Given exercise »
Copy the records word for word, beginning with their first line and ending with the line containing "bar-label-se: SE bbox=[515, 421, 556, 455]". Include both of these lines.

Extracted information »
****************************************
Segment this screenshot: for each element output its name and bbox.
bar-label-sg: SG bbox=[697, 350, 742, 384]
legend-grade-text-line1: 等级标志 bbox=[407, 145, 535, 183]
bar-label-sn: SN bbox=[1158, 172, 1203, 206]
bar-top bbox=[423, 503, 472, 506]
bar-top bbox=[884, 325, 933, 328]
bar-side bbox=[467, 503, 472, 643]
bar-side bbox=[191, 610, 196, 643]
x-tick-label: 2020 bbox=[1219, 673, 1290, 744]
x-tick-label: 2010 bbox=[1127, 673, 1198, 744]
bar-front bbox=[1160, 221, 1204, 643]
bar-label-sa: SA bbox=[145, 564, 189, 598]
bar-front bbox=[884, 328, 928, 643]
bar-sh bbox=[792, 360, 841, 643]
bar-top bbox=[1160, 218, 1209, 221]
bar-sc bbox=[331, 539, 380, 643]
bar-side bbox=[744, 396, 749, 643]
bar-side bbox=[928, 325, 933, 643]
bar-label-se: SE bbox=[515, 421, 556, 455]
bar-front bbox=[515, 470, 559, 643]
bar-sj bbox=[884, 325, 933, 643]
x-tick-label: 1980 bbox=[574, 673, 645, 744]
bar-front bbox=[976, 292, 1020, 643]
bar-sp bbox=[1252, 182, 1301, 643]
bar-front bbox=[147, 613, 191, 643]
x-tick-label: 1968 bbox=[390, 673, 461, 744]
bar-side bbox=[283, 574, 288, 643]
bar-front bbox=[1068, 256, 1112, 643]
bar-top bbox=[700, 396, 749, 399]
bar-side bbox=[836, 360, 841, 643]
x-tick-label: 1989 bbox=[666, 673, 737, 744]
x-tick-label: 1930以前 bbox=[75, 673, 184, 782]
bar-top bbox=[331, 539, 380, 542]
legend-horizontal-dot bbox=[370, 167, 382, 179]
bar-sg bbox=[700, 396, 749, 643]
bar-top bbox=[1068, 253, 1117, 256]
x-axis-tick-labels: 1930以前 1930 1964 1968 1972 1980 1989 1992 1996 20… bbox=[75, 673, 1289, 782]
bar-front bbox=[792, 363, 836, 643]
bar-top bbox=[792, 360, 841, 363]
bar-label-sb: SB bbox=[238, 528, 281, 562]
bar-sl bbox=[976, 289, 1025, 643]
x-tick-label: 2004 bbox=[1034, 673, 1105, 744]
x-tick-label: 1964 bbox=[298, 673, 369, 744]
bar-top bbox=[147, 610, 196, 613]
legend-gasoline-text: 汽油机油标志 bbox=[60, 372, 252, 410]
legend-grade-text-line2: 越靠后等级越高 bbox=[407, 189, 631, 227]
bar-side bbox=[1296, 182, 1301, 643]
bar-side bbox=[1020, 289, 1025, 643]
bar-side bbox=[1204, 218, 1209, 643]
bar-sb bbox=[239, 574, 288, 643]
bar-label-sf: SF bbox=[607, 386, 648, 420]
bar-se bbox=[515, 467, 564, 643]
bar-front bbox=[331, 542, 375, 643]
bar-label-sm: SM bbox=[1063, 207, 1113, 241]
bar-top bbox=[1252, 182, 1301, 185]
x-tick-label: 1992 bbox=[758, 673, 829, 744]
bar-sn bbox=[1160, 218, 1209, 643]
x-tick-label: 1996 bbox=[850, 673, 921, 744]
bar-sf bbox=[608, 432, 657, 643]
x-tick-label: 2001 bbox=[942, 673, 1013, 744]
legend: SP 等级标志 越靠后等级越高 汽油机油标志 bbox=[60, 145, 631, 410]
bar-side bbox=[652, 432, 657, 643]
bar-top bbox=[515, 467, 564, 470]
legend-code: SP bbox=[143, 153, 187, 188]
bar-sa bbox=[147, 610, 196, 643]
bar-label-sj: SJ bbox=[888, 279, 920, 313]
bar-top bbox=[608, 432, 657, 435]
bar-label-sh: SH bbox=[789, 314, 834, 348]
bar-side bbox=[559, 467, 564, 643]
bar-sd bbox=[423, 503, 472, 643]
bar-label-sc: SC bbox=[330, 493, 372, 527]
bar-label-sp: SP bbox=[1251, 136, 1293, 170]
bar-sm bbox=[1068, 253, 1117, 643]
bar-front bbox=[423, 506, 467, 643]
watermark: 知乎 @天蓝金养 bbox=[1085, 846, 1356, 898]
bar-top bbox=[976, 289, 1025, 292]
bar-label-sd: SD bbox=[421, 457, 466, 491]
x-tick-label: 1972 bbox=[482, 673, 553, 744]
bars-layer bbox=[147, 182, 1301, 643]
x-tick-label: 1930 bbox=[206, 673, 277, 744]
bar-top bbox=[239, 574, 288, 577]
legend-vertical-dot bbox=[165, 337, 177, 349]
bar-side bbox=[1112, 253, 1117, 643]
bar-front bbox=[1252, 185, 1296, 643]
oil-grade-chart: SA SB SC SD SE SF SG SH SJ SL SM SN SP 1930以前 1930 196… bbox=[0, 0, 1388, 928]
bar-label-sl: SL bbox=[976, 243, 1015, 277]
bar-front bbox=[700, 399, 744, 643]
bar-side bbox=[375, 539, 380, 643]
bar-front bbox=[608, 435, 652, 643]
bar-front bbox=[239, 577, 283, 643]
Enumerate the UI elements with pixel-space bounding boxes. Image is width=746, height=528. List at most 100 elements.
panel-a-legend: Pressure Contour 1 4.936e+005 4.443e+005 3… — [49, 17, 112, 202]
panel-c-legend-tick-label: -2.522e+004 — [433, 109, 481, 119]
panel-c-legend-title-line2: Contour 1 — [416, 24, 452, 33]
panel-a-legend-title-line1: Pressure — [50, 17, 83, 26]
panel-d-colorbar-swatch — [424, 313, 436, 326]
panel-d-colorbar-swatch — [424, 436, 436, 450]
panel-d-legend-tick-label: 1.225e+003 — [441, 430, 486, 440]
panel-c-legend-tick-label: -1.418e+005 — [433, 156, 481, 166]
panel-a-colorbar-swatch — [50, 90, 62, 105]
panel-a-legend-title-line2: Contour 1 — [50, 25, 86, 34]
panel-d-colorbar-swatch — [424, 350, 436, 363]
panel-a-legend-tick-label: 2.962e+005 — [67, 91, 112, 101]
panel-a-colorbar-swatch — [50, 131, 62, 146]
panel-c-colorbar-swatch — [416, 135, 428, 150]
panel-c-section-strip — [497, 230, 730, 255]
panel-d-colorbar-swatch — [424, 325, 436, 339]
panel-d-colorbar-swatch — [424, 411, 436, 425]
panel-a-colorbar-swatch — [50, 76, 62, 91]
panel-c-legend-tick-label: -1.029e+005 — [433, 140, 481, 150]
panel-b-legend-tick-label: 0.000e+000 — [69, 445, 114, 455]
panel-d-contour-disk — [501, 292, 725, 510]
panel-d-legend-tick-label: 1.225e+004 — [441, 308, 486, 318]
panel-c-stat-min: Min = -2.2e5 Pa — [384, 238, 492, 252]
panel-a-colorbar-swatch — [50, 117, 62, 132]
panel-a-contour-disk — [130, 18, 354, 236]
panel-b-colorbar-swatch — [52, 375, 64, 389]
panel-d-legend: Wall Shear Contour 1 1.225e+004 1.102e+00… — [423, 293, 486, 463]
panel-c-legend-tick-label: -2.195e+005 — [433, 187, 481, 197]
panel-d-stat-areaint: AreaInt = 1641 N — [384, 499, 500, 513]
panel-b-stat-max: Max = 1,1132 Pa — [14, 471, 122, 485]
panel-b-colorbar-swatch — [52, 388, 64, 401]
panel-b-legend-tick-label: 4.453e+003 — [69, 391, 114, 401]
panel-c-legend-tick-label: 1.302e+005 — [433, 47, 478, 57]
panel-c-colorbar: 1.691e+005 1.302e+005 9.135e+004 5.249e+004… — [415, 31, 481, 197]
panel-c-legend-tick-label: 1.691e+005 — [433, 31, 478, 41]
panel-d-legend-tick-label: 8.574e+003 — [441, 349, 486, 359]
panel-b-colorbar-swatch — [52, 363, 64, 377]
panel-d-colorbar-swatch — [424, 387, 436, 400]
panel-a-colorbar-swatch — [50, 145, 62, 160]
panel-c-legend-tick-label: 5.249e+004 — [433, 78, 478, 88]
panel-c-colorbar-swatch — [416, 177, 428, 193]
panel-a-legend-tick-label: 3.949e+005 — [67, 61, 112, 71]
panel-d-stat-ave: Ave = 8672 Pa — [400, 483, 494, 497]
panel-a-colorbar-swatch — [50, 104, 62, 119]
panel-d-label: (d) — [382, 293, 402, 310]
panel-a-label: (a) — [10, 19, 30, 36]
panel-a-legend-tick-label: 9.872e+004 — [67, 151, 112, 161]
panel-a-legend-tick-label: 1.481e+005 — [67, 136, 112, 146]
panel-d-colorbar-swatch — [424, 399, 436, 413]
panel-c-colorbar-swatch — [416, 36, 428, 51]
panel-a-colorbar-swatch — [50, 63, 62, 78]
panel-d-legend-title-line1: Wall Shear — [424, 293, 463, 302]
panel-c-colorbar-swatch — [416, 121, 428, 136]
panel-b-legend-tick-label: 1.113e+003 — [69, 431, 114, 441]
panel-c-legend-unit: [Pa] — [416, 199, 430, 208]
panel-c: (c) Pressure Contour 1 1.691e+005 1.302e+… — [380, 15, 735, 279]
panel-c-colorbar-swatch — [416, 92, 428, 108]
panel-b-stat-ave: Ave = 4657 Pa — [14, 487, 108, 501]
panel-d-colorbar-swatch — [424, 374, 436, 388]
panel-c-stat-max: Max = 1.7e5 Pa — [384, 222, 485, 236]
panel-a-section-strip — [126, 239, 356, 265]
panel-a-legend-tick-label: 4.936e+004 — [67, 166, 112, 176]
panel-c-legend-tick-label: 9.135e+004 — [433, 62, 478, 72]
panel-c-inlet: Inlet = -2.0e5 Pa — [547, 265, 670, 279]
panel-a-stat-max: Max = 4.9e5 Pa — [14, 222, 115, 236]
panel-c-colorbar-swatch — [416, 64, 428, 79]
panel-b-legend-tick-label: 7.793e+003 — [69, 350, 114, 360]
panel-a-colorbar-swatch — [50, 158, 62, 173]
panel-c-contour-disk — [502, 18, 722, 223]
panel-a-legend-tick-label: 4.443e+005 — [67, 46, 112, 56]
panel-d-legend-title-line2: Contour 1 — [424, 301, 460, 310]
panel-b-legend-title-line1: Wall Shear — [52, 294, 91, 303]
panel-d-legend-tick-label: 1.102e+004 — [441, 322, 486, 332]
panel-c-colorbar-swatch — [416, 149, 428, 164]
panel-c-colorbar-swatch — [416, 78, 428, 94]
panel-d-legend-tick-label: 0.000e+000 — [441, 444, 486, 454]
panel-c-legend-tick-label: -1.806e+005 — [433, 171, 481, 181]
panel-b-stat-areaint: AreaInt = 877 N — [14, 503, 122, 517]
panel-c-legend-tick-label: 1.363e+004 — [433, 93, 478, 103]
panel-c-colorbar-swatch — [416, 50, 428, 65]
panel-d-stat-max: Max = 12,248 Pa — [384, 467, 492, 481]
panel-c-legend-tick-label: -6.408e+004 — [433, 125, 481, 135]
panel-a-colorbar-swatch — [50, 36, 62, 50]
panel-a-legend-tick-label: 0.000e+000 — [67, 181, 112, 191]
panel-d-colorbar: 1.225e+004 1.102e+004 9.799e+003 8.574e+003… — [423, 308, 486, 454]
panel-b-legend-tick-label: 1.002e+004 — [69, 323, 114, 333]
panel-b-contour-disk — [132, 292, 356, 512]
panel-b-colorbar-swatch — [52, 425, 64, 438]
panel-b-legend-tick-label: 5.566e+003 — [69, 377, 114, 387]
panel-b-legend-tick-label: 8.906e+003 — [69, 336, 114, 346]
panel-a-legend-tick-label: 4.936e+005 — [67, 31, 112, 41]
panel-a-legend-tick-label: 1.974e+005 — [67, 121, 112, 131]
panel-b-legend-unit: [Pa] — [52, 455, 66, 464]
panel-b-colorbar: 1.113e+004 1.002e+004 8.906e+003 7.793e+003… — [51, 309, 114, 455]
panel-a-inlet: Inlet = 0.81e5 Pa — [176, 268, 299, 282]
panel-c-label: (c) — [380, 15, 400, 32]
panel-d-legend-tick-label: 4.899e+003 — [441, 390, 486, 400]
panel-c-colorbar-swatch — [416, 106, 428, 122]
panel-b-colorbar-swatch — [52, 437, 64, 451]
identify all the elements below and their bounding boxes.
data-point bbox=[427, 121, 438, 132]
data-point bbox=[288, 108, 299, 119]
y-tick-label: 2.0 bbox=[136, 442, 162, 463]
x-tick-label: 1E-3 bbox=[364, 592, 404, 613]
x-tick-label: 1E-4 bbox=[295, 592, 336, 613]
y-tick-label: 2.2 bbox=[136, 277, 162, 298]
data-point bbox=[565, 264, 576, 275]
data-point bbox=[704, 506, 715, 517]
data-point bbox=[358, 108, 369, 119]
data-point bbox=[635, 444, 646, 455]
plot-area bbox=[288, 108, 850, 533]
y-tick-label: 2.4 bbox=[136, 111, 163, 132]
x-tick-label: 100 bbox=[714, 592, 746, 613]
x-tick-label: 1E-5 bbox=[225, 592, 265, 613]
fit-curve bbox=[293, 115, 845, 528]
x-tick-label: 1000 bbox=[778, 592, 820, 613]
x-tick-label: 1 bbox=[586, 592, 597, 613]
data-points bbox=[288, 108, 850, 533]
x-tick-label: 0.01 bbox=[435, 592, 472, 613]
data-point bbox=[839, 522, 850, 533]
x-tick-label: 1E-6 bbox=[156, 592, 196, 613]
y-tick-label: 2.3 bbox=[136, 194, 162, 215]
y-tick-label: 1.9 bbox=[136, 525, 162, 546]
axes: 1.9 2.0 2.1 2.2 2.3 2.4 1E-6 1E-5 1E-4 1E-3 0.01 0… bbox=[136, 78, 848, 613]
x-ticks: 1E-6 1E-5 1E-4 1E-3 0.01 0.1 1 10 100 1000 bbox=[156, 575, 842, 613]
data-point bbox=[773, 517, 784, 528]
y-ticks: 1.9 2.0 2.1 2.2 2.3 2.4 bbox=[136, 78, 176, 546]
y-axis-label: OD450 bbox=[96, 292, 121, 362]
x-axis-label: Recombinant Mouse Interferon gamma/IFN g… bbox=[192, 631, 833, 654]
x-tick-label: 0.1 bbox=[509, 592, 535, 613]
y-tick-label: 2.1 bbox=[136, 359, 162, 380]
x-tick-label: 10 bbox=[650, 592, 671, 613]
****************************************
Solution »
Segment this screenshot: for each element output its name and bbox.
bar-label-sg: SG bbox=[697, 350, 742, 384]
legend-grade-text-line1: 等级标志 bbox=[407, 145, 535, 183]
bar-label-sn: SN bbox=[1158, 172, 1203, 206]
bar-top bbox=[423, 503, 472, 506]
bar-top bbox=[884, 325, 933, 328]
bar-side bbox=[467, 503, 472, 643]
bar-side bbox=[191, 610, 196, 643]
x-tick-label: 2020 bbox=[1219, 673, 1290, 744]
x-tick-label: 2010 bbox=[1127, 673, 1198, 744]
bar-front bbox=[1160, 221, 1204, 643]
bar-label-sa: SA bbox=[145, 564, 189, 598]
bar-front bbox=[884, 328, 928, 643]
bar-sh bbox=[792, 360, 841, 643]
bar-top bbox=[1160, 218, 1209, 221]
bar-sc bbox=[331, 539, 380, 643]
bar-side bbox=[744, 396, 749, 643]
bar-side bbox=[928, 325, 933, 643]
bar-label-se: SE bbox=[515, 421, 556, 455]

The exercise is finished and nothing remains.